[Structured figure records]
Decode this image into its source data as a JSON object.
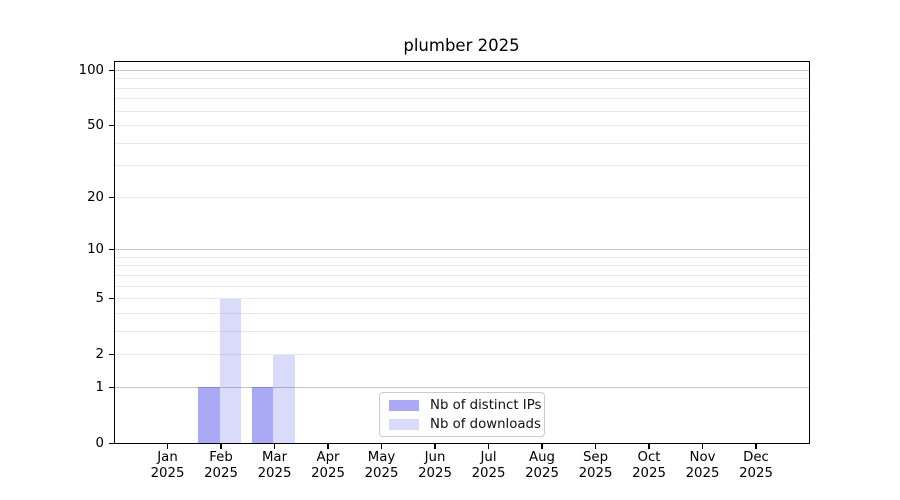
{
  "chart_data": {
    "type": "bar",
    "title": "plumber 2025",
    "categories": [
      "Jan 2025",
      "Feb 2025",
      "Mar 2025",
      "Apr 2025",
      "May 2025",
      "Jun 2025",
      "Jul 2025",
      "Aug 2025",
      "Sep 2025",
      "Oct 2025",
      "Nov 2025",
      "Dec 2025"
    ],
    "series": [
      {
        "name": "Nb of distinct IPs",
        "color": "rgba(10,10,230,0.35)",
        "values": [
          0,
          1,
          1,
          0,
          0,
          0,
          0,
          0,
          0,
          0,
          0,
          0
        ]
      },
      {
        "name": "Nb of downloads",
        "color": "rgba(10,10,230,0.15)",
        "values": [
          0,
          5,
          2,
          0,
          0,
          0,
          0,
          0,
          0,
          0,
          0,
          0
        ]
      }
    ],
    "xlabel": "",
    "ylabel": "",
    "yscale": "log1p",
    "ylim": [
      0,
      113
    ],
    "yticks_labeled": [
      0,
      1,
      2,
      5,
      10,
      20,
      50,
      100
    ],
    "yticks_decade": [
      1,
      10,
      100
    ],
    "yticks_minor": [
      2,
      3,
      4,
      5,
      6,
      7,
      8,
      9,
      20,
      30,
      40,
      50,
      60,
      70,
      80,
      90
    ],
    "grid": true,
    "legend_position": "lower center"
  },
  "colors": {
    "background": "#ffffff",
    "spine": "#000000",
    "text": "#000000",
    "decade_gridline": "#c6c6c6",
    "minor_gridline": "#e9e9e9",
    "bar_distinct_ips": "#a9a9f5",
    "bar_downloads": "#dbdbf8"
  }
}
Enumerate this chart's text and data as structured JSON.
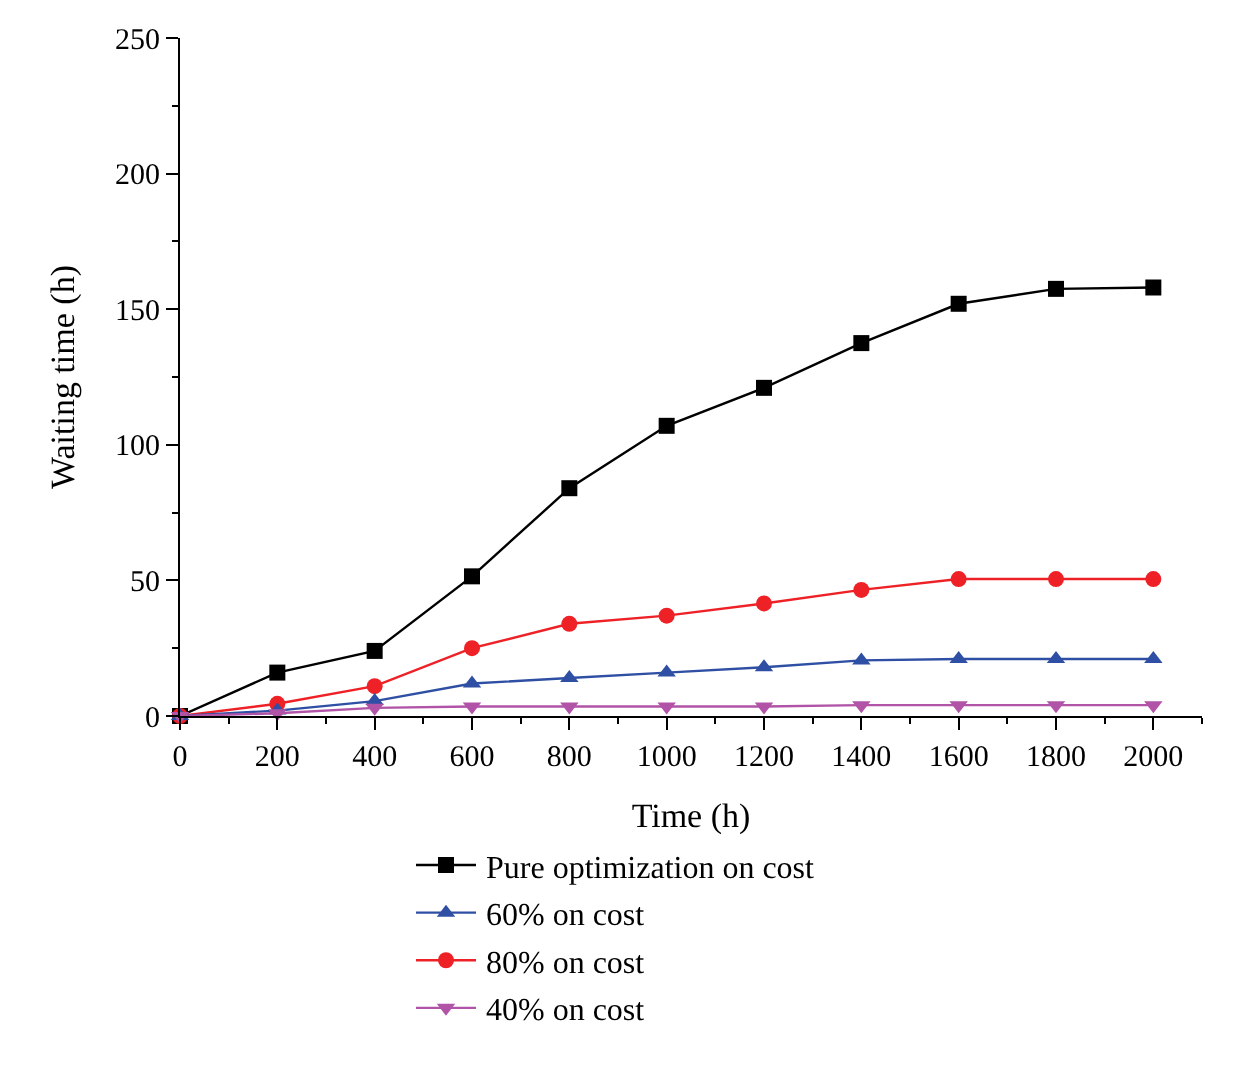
{
  "chart_data": {
    "type": "line",
    "xlabel": "Time (h)",
    "ylabel": "Waiting time (h)",
    "x": [
      0,
      200,
      400,
      600,
      800,
      1000,
      1200,
      1400,
      1600,
      1800,
      2000
    ],
    "series": [
      {
        "name": "Pure optimization on cost",
        "color": "#000000",
        "marker": "square",
        "values": [
          0,
          16,
          24,
          51.5,
          84,
          107,
          121,
          137.5,
          152,
          157.5,
          158
        ]
      },
      {
        "name": "80% on cost",
        "color": "#ee2127",
        "marker": "circle",
        "values": [
          0,
          4.5,
          11,
          25,
          34,
          37,
          41.5,
          46.5,
          50.5,
          50.5,
          50.5
        ]
      },
      {
        "name": "60% on cost",
        "color": "#2e4fa3",
        "marker": "triangle",
        "values": [
          0,
          2,
          5.5,
          12,
          14,
          16,
          18,
          20.5,
          21,
          21,
          21
        ]
      },
      {
        "name": "40% on cost",
        "color": "#b154a8",
        "marker": "triangle-down",
        "values": [
          0,
          1,
          3,
          3.5,
          3.5,
          3.5,
          3.5,
          4,
          4,
          4,
          4
        ]
      }
    ],
    "xlim": [
      0,
      2100
    ],
    "xticks": [
      0,
      200,
      400,
      600,
      800,
      1000,
      1200,
      1400,
      1600,
      1800,
      2000
    ],
    "ylim": [
      0,
      250
    ],
    "yticks": [
      0,
      50,
      100,
      150,
      200,
      250
    ],
    "legend": "bottom",
    "line_style": "solid"
  }
}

» Written task
Print the complete listing exactly as it stands, without its pictures.

» Reply
Decode this image into its source data as a JSON object.
{
  "chart_data": {
    "type": "bar",
    "title": "plumber 2025",
    "categories": [
      "Jan 2025",
      "Feb 2025",
      "Mar 2025",
      "Apr 2025",
      "May 2025",
      "Jun 2025",
      "Jul 2025",
      "Aug 2025",
      "Sep 2025",
      "Oct 2025",
      "Nov 2025",
      "Dec 2025"
    ],
    "series": [
      {
        "name": "Nb of distinct IPs",
        "color": "rgba(10,10,230,0.35)",
        "values": [
          0,
          1,
          1,
          0,
          0,
          0,
          0,
          0,
          0,
          0,
          0,
          0
        ]
      },
      {
        "name": "Nb of downloads",
        "color": "rgba(10,10,230,0.15)",
        "values": [
          0,
          5,
          2,
          0,
          0,
          0,
          0,
          0,
          0,
          0,
          0,
          0
        ]
      }
    ],
    "xlabel": "",
    "ylabel": "",
    "yscale": "log1p",
    "ylim": [
      0,
      113
    ],
    "yticks_labeled": [
      0,
      1,
      2,
      5,
      10,
      20,
      50,
      100
    ],
    "yticks_decade": [
      1,
      10,
      100
    ],
    "yticks_minor": [
      2,
      3,
      4,
      5,
      6,
      7,
      8,
      9,
      20,
      30,
      40,
      50,
      60,
      70,
      80,
      90
    ],
    "grid": true,
    "legend_position": "lower center"
  },
  "colors": {
    "background": "#ffffff",
    "spine": "#000000",
    "text": "#000000",
    "decade_gridline": "#c6c6c6",
    "minor_gridline": "#e9e9e9",
    "bar_distinct_ips": "#a9a9f5",
    "bar_downloads": "#dbdbf8"
  }
}
Enumerate this chart's text and data as structured JSON.
{
  "chart_data": {
    "type": "line",
    "xlabel": "Time (h)",
    "ylabel": "Waiting time (h)",
    "x": [
      0,
      200,
      400,
      600,
      800,
      1000,
      1200,
      1400,
      1600,
      1800,
      2000
    ],
    "series": [
      {
        "name": "Pure optimization on cost",
        "color": "#000000",
        "marker": "square",
        "values": [
          0,
          16,
          24,
          51.5,
          84,
          107,
          121,
          137.5,
          152,
          157.5,
          158
        ]
      },
      {
        "name": "80% on cost",
        "color": "#ee2127",
        "marker": "circle",
        "values": [
          0,
          4.5,
          11,
          25,
          34,
          37,
          41.5,
          46.5,
          50.5,
          50.5,
          50.5
        ]
      },
      {
        "name": "60% on cost",
        "color": "#2e4fa3",
        "marker": "triangle",
        "values": [
          0,
          2,
          5.5,
          12,
          14,
          16,
          18,
          20.5,
          21,
          21,
          21
        ]
      },
      {
        "name": "40% on cost",
        "color": "#b154a8",
        "marker": "triangle-down",
        "values": [
          0,
          1,
          3,
          3.5,
          3.5,
          3.5,
          3.5,
          4,
          4,
          4,
          4
        ]
      }
    ],
    "xlim": [
      0,
      2100
    ],
    "xticks": [
      0,
      200,
      400,
      600,
      800,
      1000,
      1200,
      1400,
      1600,
      1800,
      2000
    ],
    "ylim": [
      0,
      250
    ],
    "yticks": [
      0,
      50,
      100,
      150,
      200,
      250
    ],
    "legend": "bottom",
    "line_style": "solid"
  }
}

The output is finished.